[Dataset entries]
▶
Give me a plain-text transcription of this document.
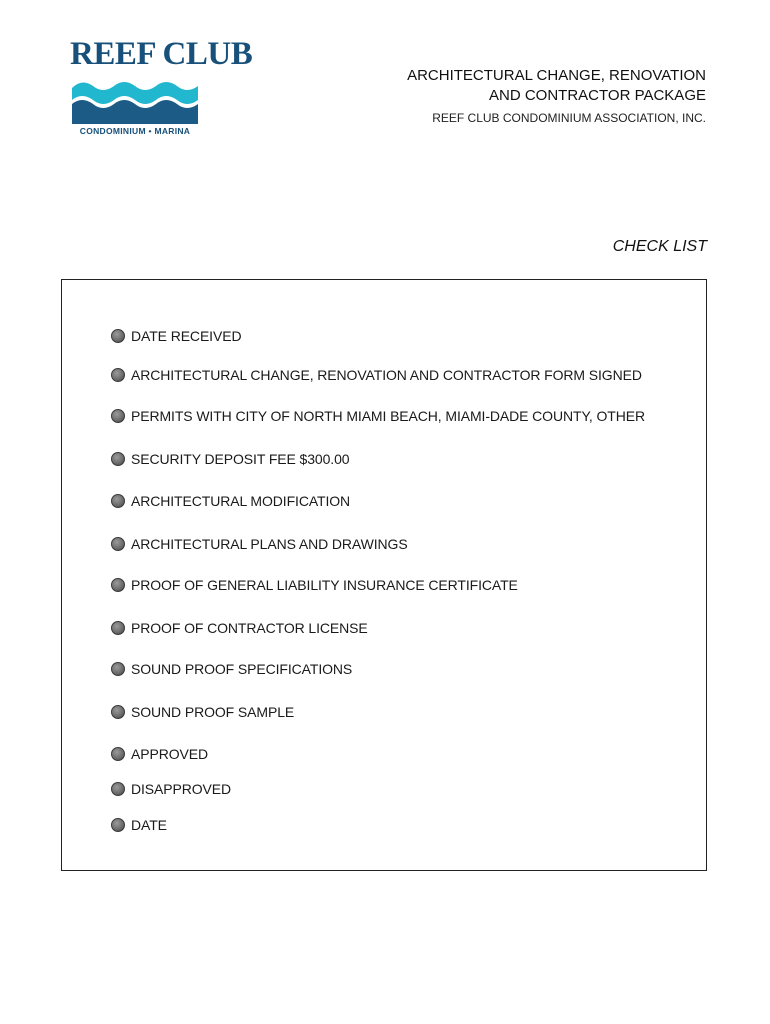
REEF CLUB
CONDOMINIUM • MARINA
ARCHITECTURAL CHANGE, RENOVATION
AND CONTRACTOR PACKAGE
REEF CLUB CONDOMINIUM ASSOCIATION, INC.
CHECK LIST
DATE RECEIVED
ARCHITECTURAL CHANGE, RENOVATION AND CONTRACTOR FORM SIGNED
PERMITS WITH CITY OF NORTH MIAMI BEACH, MIAMI-DADE COUNTY, OTHER
SECURITY DEPOSIT FEE $300.00
ARCHITECTURAL MODIFICATION
ARCHITECTURAL PLANS AND DRAWINGS
PROOF OF GENERAL LIABILITY INSURANCE CERTIFICATE
PROOF OF CONTRACTOR LICENSE
SOUND PROOF SPECIFICATIONS
SOUND PROOF SAMPLE
APPROVED
DISAPPROVED
DATE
◀
§ **DIRECTION**
Leave the pictures out and reproduce all of the records exactly.

§ **EXERCISE RESPONSE**
Give me a plain-text transcription of this document.
REEF CLUB
CONDOMINIUM • MARINA
ARCHITECTURAL CHANGE, RENOVATION
AND CONTRACTOR PACKAGE
REEF CLUB CONDOMINIUM ASSOCIATION, INC.
CHECK LIST
DATE RECEIVED
ARCHITECTURAL CHANGE, RENOVATION AND CONTRACTOR FORM SIGNED
PERMITS WITH CITY OF NORTH MIAMI BEACH, MIAMI-DADE COUNTY, OTHER
SECURITY DEPOSIT FEE $300.00
ARCHITECTURAL MODIFICATION
ARCHITECTURAL PLANS AND DRAWINGS
PROOF OF GENERAL LIABILITY INSURANCE CERTIFICATE
PROOF OF CONTRACTOR LICENSE
SOUND PROOF SPECIFICATIONS
SOUND PROOF SAMPLE
APPROVED
DISAPPROVED
DATE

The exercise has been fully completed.